* **Exercise task**
Go through the records and extract every line with the word "massa".

[Rows from a dataset]

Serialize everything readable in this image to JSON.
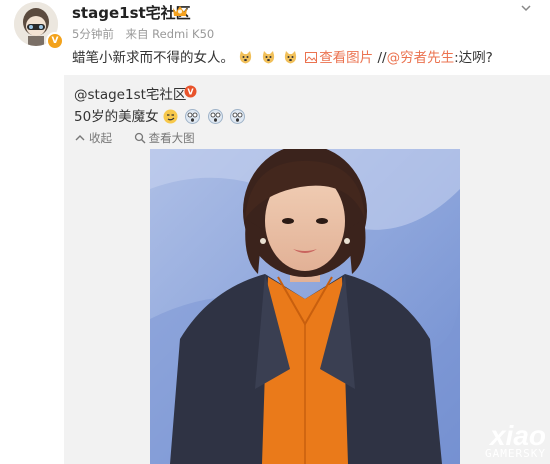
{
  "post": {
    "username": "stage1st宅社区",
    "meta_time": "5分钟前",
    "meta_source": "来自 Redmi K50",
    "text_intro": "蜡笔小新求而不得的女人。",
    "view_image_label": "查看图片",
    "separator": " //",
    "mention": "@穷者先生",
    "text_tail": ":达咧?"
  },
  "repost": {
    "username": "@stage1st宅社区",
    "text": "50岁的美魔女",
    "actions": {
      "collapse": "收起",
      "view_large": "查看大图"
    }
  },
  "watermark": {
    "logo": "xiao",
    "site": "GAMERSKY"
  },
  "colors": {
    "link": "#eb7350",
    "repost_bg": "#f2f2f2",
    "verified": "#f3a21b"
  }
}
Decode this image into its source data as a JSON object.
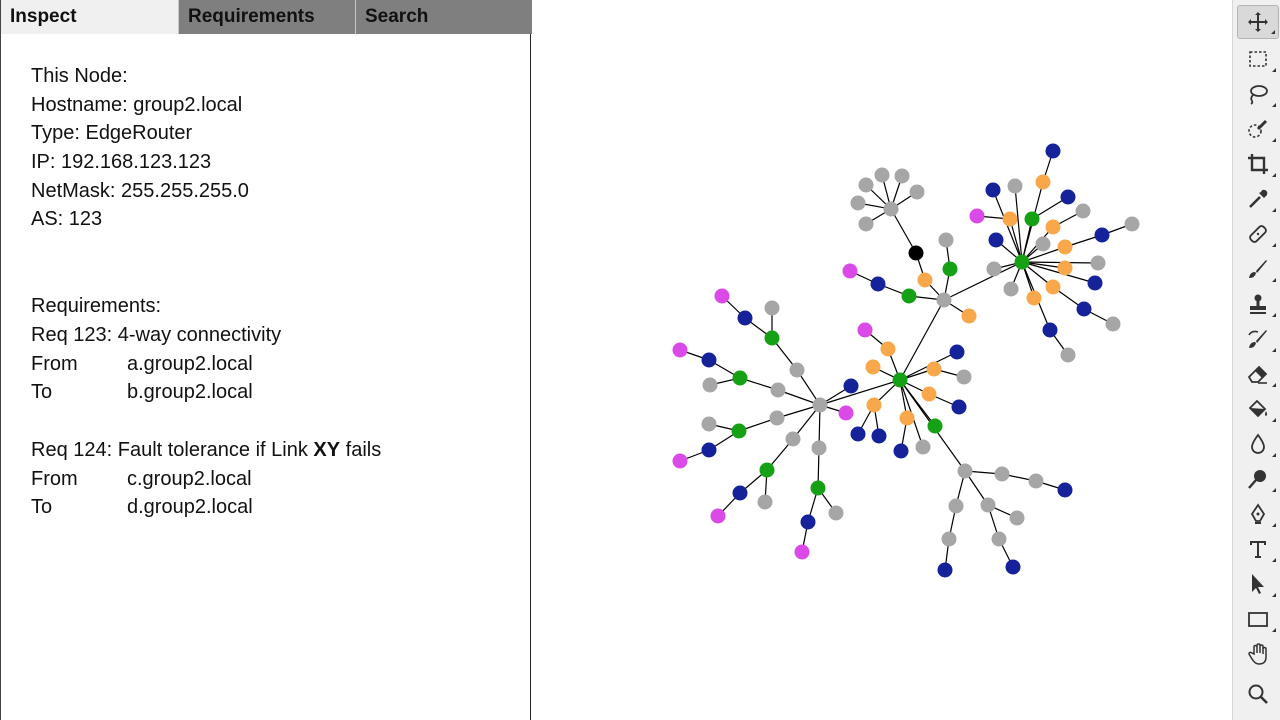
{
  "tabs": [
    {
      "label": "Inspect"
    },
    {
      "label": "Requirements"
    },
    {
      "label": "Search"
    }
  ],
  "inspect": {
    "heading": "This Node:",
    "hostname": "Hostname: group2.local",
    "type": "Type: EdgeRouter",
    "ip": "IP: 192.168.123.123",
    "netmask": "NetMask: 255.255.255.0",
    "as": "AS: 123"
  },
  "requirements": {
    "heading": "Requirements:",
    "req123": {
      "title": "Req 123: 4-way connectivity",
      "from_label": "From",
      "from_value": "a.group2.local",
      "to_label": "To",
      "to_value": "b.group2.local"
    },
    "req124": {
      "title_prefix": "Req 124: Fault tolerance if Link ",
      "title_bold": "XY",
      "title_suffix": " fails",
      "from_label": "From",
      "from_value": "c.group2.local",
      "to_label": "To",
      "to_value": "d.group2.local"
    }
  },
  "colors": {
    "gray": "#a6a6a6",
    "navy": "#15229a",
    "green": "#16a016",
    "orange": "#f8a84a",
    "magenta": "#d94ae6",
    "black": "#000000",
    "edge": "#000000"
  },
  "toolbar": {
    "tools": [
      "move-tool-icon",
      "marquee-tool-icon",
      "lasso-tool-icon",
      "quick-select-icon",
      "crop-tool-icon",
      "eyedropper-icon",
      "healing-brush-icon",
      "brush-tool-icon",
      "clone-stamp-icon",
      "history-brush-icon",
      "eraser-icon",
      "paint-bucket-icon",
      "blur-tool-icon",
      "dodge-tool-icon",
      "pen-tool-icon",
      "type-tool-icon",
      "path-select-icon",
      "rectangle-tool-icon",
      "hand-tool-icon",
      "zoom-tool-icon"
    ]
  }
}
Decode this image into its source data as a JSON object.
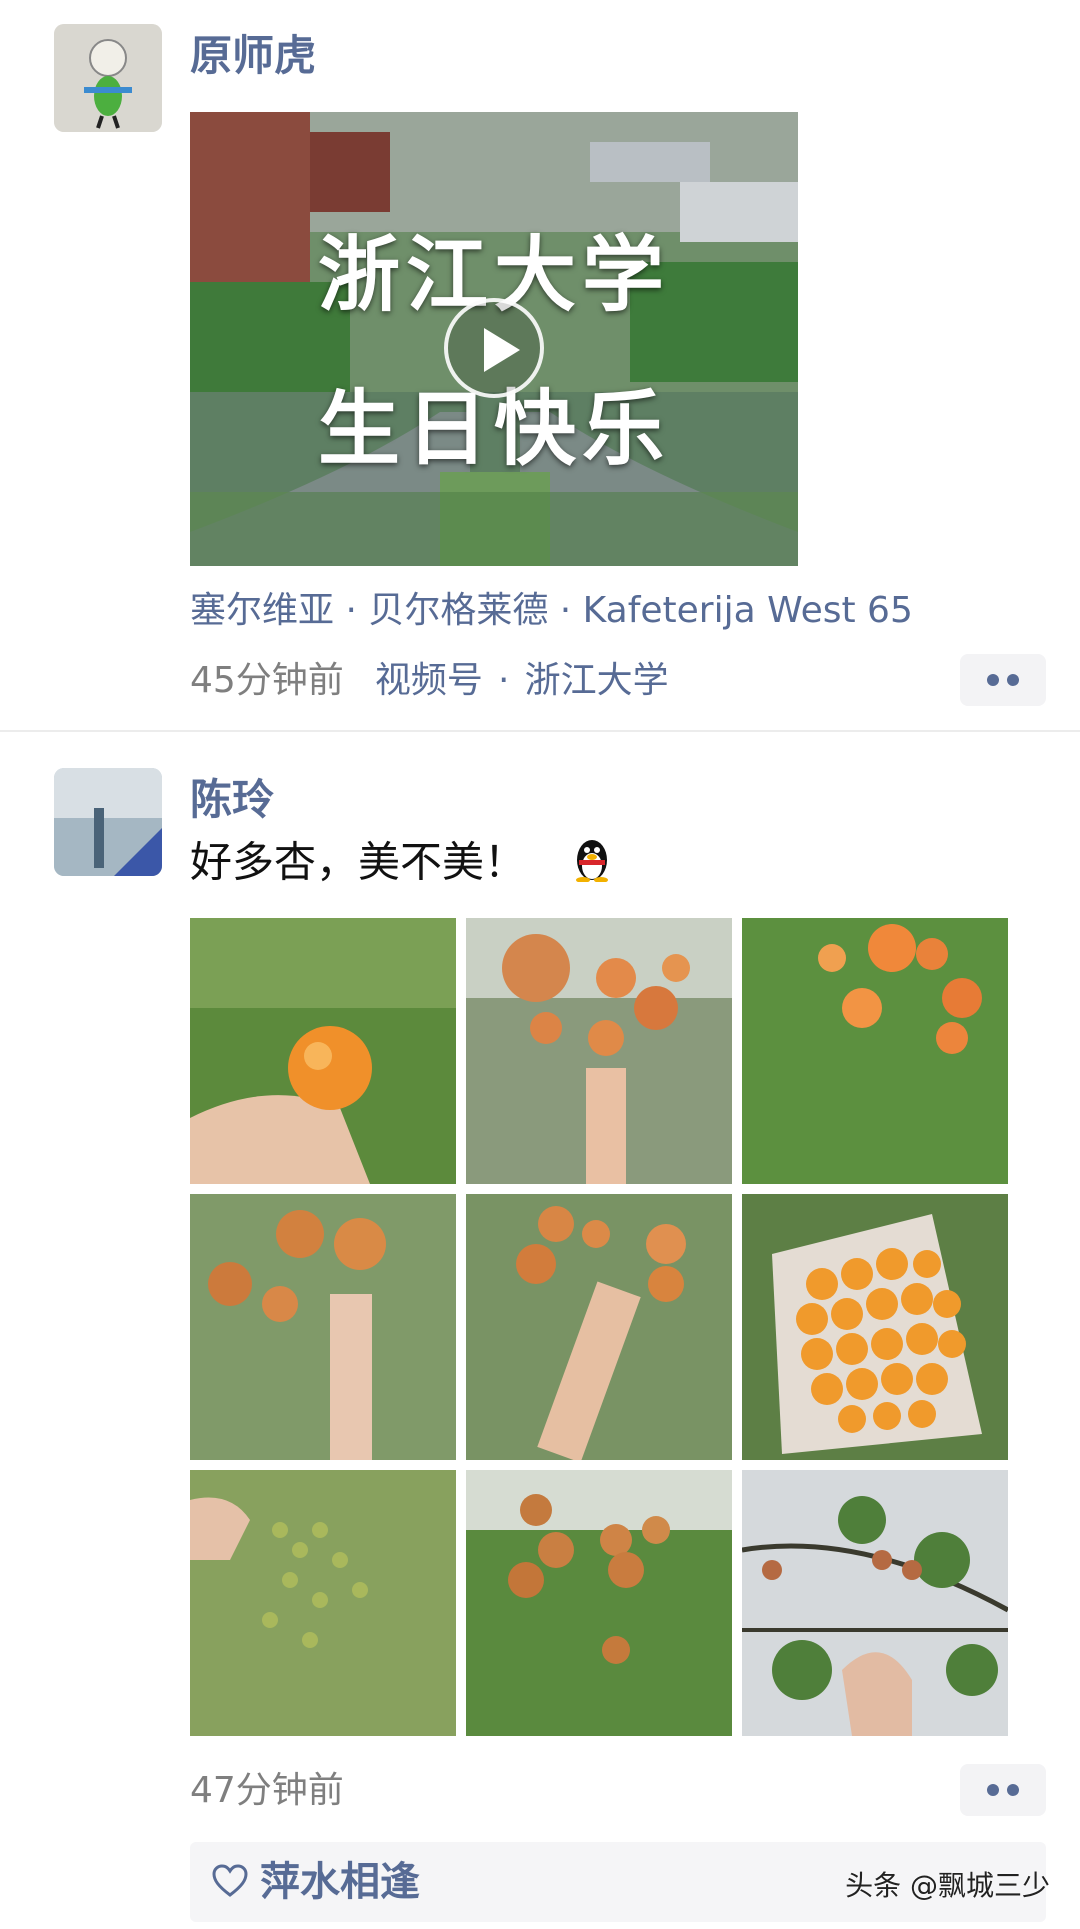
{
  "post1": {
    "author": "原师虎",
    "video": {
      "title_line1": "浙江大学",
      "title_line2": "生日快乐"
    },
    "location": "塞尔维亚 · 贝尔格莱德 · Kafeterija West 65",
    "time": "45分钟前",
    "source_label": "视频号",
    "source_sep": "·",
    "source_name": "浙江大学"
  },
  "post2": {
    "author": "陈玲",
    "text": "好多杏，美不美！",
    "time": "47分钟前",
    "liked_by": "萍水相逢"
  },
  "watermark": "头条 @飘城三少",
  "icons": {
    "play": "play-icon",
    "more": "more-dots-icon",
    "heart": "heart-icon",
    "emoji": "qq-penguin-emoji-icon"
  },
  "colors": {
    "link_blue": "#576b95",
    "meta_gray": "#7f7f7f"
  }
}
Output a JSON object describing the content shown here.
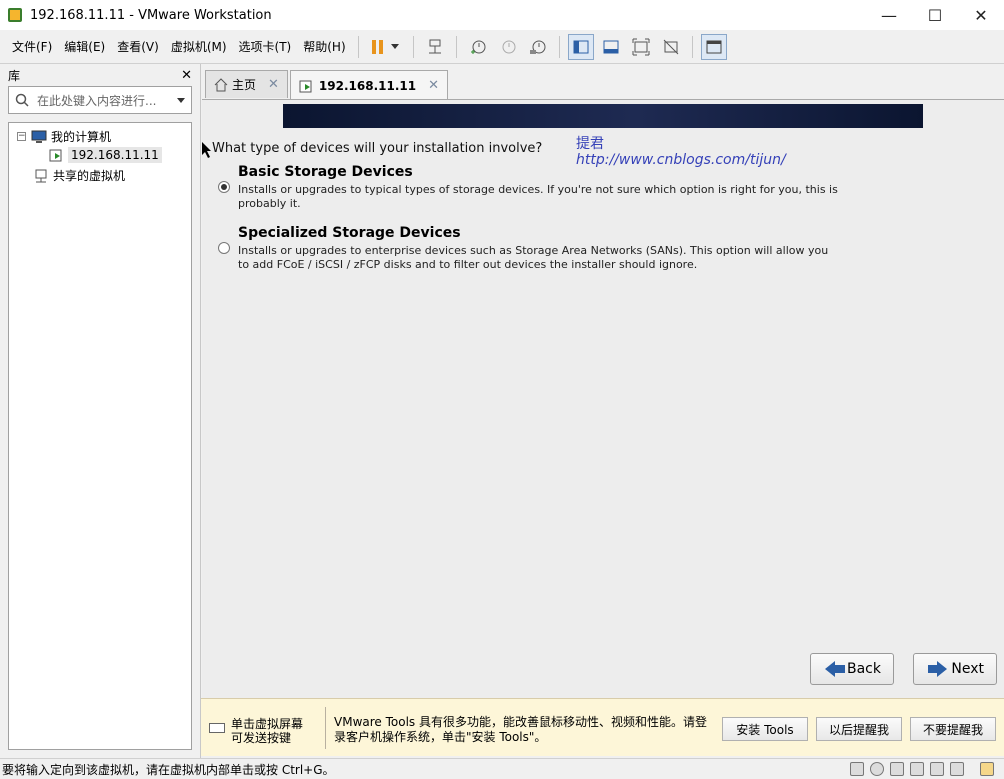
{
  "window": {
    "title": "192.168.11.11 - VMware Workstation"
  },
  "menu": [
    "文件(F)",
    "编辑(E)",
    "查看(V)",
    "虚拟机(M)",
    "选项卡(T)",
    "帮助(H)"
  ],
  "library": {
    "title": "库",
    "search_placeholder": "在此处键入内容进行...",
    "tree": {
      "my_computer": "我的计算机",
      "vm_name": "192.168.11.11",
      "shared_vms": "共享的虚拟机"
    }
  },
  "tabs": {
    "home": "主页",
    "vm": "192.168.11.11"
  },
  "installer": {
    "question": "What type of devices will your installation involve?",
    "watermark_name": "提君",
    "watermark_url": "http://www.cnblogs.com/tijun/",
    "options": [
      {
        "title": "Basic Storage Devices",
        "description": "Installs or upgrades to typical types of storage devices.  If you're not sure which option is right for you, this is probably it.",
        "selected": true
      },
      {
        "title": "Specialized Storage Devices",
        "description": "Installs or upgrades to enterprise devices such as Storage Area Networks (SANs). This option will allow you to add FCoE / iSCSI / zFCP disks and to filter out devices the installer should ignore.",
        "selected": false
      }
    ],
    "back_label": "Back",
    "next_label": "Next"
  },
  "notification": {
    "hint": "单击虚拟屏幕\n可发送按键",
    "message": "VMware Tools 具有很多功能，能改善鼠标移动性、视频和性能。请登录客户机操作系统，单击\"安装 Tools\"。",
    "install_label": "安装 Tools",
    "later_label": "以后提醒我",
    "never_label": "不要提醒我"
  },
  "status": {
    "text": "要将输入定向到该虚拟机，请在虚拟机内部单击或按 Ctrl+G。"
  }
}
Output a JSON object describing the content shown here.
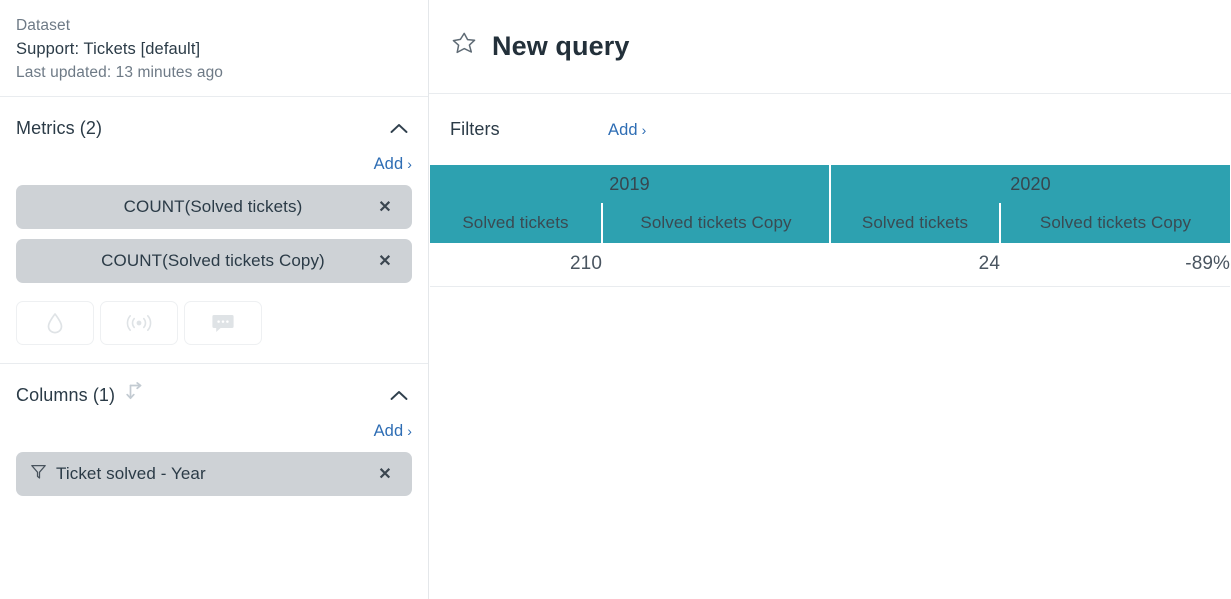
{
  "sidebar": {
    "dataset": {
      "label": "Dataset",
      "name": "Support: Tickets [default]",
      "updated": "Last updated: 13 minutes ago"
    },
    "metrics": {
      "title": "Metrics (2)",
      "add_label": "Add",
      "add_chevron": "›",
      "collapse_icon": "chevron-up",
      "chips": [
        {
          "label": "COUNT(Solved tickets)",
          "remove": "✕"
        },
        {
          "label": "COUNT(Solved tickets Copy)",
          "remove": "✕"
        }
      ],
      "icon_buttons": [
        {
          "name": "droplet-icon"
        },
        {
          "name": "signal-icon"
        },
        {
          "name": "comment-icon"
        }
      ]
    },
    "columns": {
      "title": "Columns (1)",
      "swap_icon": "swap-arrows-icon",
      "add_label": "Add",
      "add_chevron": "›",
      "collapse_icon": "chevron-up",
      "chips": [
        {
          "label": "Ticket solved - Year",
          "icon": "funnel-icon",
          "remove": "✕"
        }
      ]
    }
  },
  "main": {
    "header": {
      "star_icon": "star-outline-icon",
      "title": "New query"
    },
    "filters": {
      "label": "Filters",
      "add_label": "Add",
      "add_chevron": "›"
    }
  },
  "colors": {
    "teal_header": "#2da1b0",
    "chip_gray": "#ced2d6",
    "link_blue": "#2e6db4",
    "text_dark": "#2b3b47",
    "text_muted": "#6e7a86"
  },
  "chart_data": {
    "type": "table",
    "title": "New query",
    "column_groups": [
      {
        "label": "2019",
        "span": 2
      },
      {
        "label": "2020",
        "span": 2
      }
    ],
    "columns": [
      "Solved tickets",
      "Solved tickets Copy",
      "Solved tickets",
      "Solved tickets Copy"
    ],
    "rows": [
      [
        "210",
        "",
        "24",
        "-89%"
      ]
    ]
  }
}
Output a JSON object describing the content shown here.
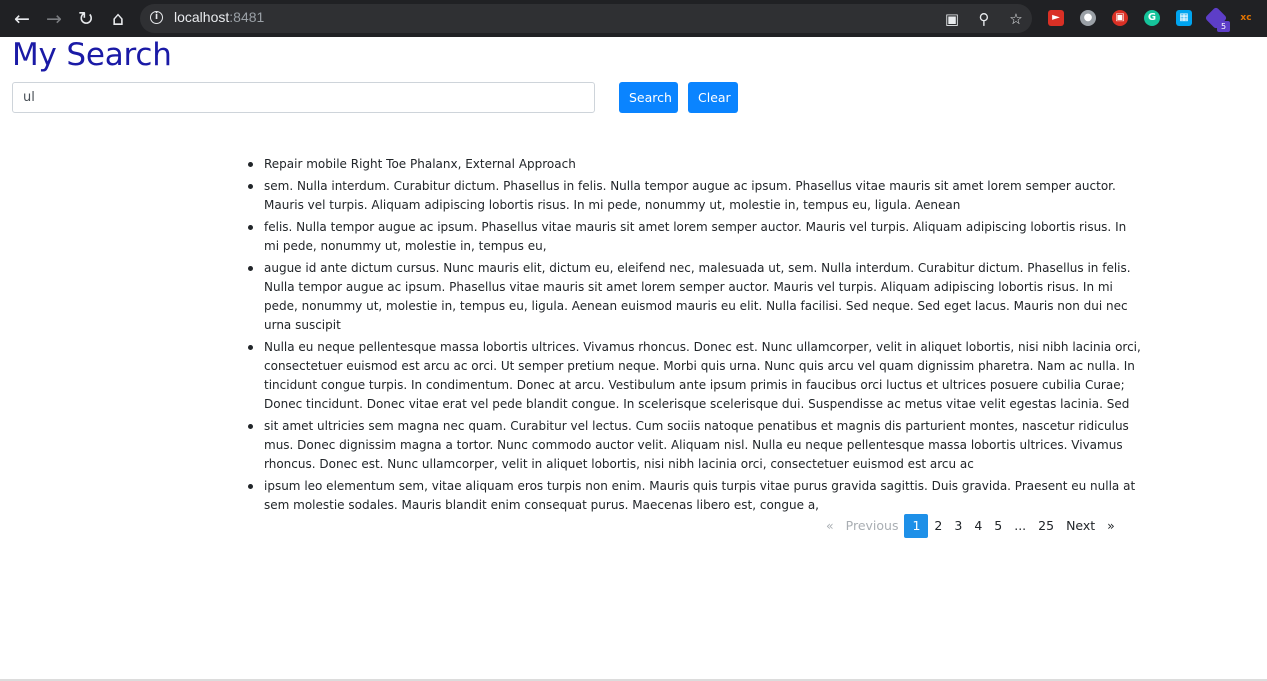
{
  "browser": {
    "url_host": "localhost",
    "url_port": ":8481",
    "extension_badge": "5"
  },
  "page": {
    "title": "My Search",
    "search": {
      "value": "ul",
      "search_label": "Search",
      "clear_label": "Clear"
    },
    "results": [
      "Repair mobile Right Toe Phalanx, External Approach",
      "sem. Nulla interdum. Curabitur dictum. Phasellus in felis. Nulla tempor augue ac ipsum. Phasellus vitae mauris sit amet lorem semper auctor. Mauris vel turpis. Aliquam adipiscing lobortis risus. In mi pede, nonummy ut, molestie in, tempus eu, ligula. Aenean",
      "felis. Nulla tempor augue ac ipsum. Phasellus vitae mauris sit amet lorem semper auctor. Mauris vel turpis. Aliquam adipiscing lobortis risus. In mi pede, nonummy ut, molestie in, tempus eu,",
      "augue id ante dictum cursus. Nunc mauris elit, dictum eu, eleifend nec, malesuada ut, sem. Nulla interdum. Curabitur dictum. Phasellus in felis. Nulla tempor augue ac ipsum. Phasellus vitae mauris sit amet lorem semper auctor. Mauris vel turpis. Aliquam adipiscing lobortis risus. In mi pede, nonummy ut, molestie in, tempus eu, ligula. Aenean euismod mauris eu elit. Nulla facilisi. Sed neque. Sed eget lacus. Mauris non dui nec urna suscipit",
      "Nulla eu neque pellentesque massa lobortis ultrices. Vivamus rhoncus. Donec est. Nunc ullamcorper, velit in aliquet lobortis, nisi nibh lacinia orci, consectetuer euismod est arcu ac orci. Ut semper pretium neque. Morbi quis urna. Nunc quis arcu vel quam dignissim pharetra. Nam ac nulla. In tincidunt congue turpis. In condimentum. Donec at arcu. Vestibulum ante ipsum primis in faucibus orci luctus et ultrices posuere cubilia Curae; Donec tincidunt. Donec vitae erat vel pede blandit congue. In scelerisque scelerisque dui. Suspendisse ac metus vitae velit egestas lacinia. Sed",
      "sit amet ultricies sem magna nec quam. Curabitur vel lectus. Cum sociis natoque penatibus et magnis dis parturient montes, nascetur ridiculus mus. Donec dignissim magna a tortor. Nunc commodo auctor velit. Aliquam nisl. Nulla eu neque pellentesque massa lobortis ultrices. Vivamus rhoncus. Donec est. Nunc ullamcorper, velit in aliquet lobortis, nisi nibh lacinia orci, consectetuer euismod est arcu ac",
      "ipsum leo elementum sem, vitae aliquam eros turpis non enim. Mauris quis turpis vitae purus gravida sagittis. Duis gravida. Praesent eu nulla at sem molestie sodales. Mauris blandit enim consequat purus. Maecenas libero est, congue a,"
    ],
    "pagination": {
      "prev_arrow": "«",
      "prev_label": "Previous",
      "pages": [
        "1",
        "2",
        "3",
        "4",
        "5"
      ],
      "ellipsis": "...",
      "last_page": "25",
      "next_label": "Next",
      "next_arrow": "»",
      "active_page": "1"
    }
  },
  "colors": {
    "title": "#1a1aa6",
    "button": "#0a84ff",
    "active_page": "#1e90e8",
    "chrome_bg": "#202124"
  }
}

* **The answer**
      "Nulla eu neque pellentesque massa lobortis ultrices. Vivamus rhoncus. Donec est. Nunc ullamcorper, velit in aliquet lobortis, nisi nibh lacinia orci, consectetuer euismod est arcu ac orci. Ut semper pretium neque. Morbi quis urna. Nunc quis arcu vel quam dignissim pharetra. Nam ac nulla. In tincidunt congue turpis. In condimentum. Donec at arcu. Vestibulum ante ipsum primis in faucibus orci luctus et ultrices posuere cubilia Curae; Donec tincidunt. Donec vitae erat vel pede blandit congue. In scelerisque scelerisque dui. Suspendisse ac metus vitae velit egestas lacinia. Sed",
      "sit amet ultricies sem magna nec quam. Curabitur vel lectus. Cum sociis natoque penatibus et magnis dis parturient montes, nascetur ridiculus mus. Donec dignissim magna a tortor. Nunc commodo auctor velit. Aliquam nisl. Nulla eu neque pellentesque massa lobortis ultrices. Vivamus rhoncus. Donec est. Nunc ullamcorper, velit in aliquet lobortis, nisi nibh lacinia orci, consectetuer euismod est arcu ac",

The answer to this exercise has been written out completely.